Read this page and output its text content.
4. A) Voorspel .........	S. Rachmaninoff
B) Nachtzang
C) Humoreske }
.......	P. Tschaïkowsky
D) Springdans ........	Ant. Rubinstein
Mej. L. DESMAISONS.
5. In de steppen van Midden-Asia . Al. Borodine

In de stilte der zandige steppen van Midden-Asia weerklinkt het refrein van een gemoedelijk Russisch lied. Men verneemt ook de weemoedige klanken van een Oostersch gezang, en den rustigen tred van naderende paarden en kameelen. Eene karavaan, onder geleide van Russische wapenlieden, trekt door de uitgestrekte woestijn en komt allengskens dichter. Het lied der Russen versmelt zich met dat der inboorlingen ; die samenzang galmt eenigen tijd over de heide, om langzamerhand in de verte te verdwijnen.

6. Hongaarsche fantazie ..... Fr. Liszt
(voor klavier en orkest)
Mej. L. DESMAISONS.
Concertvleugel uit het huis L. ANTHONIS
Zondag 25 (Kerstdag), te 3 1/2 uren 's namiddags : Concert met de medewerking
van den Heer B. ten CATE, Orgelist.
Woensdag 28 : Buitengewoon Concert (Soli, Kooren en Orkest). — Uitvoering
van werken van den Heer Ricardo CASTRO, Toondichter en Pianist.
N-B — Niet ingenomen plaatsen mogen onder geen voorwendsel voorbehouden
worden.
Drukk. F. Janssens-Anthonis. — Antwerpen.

* [Task objective] From the records above, copy each line where the word "onder" can be found.

* [The completed task]
In de stilte der zandige steppen van Midden-Asia weerklinkt het refrein van een gemoedelijk Russisch lied. Men verneemt ook de weemoedige klanken van een Oostersch gezang, en den rustigen tred van naderende paarden en kameelen. Eene karavaan, onder geleide van Russische wapenlieden, trekt door de uitgestrekte woestijn en komt allengskens dichter. Het lied der Russen versmelt zich met dat der inboorlingen ; die samenzang galmt eenigen tijd over de heide, om langzamerhand in de verte te verdwijnen.
N-B — Niet ingenomen plaatsen mogen onder geen voorwendsel voorbehouden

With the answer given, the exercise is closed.